Material shown ->
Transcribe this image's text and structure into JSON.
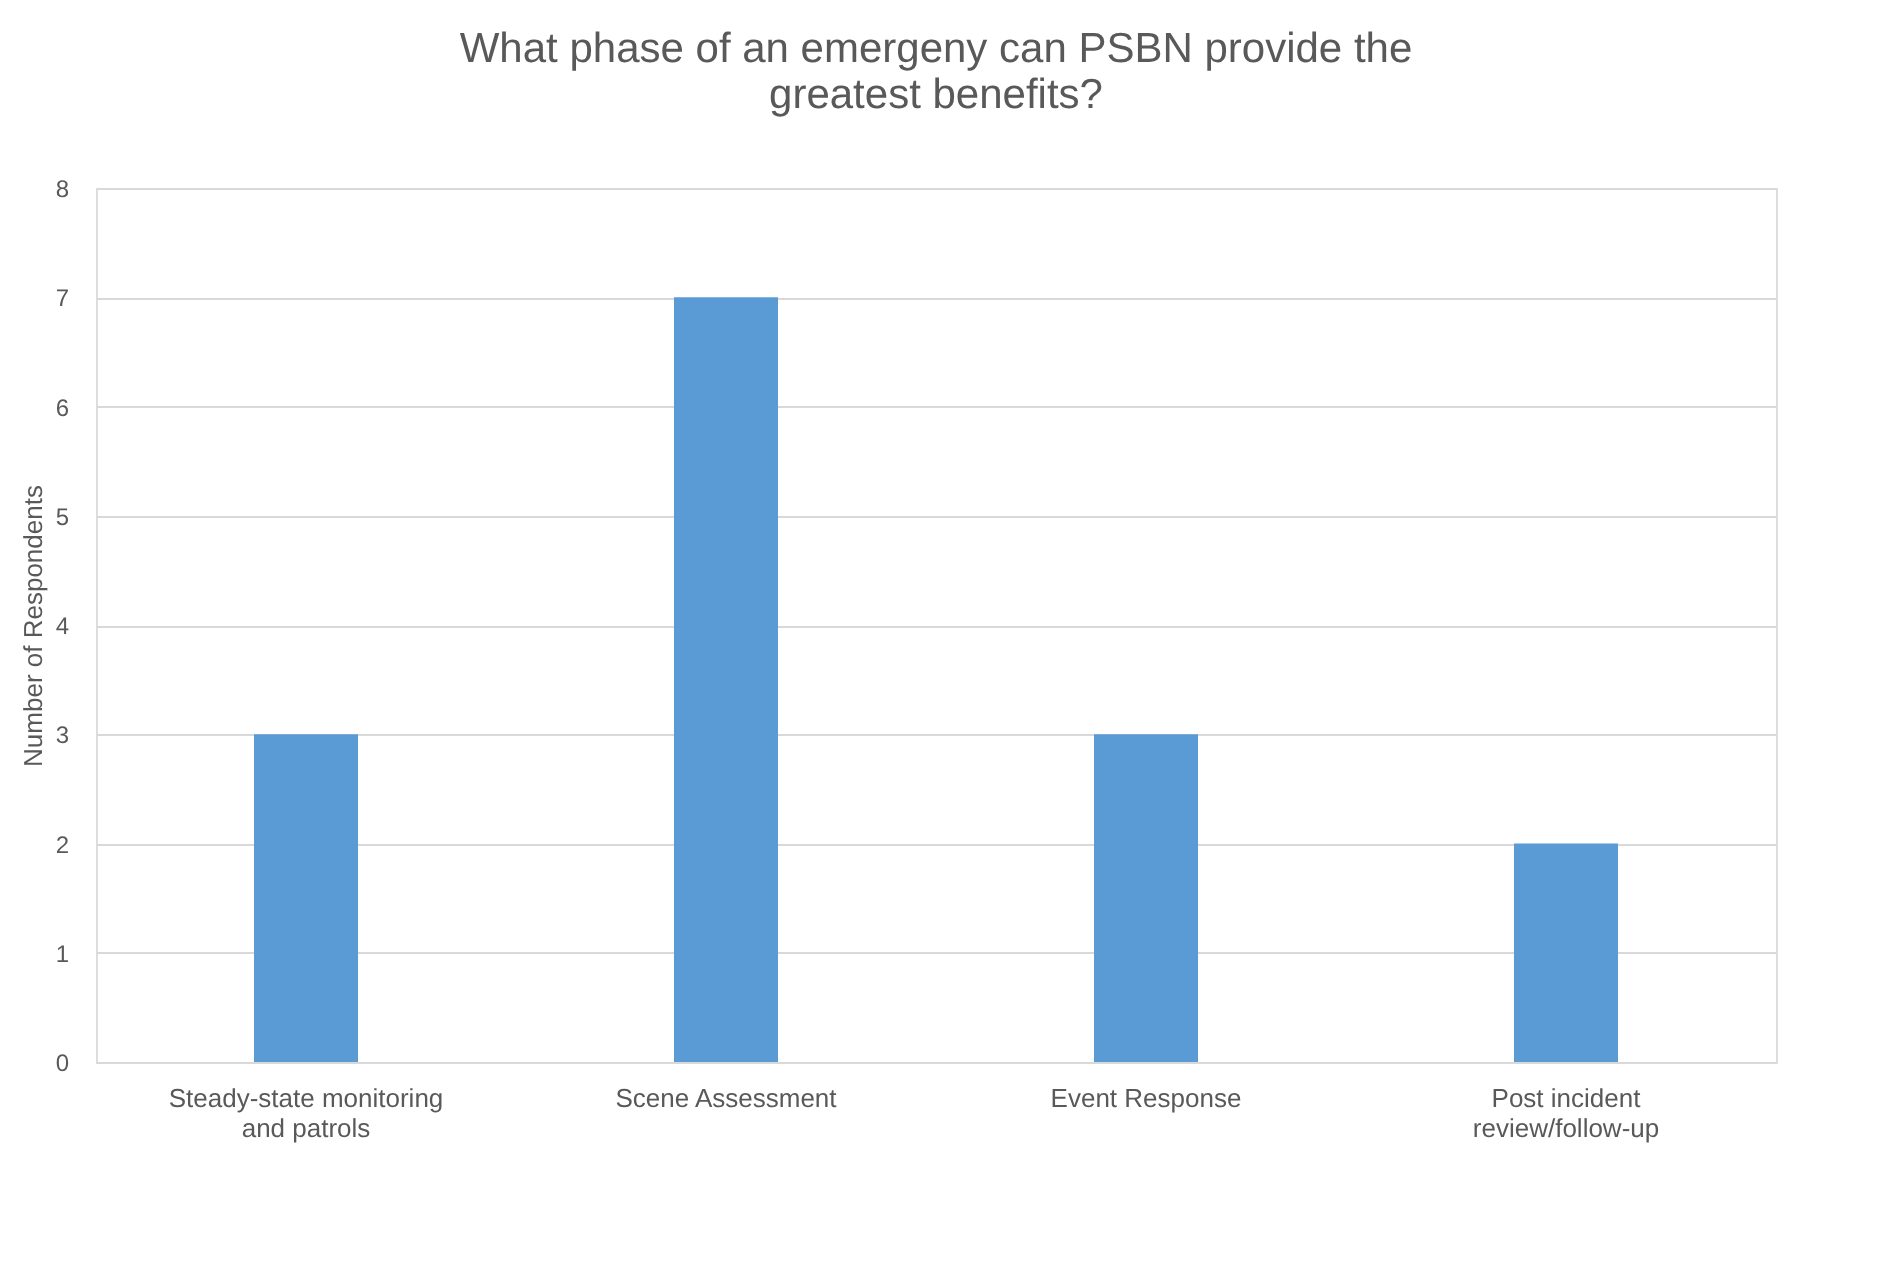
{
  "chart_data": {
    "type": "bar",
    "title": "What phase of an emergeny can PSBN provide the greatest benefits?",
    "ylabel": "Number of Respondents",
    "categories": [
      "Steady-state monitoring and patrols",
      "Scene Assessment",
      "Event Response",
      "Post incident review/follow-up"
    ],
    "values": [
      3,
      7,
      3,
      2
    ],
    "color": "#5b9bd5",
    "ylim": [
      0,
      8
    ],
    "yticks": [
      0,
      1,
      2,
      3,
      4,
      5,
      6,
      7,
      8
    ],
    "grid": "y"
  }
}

What is required -> Extract all the data above exactly, excluding every picture.

Full solution ->
Transcribe this image's text and structure into JSON.
{
  "chart_data": {
    "type": "bar",
    "title": "What phase of an emergeny can PSBN provide the greatest benefits?",
    "ylabel": "Number of Respondents",
    "categories": [
      "Steady-state monitoring and patrols",
      "Scene Assessment",
      "Event Response",
      "Post incident review/follow-up"
    ],
    "values": [
      3,
      7,
      3,
      2
    ],
    "color": "#5b9bd5",
    "ylim": [
      0,
      8
    ],
    "yticks": [
      0,
      1,
      2,
      3,
      4,
      5,
      6,
      7,
      8
    ],
    "grid": "y"
  }
}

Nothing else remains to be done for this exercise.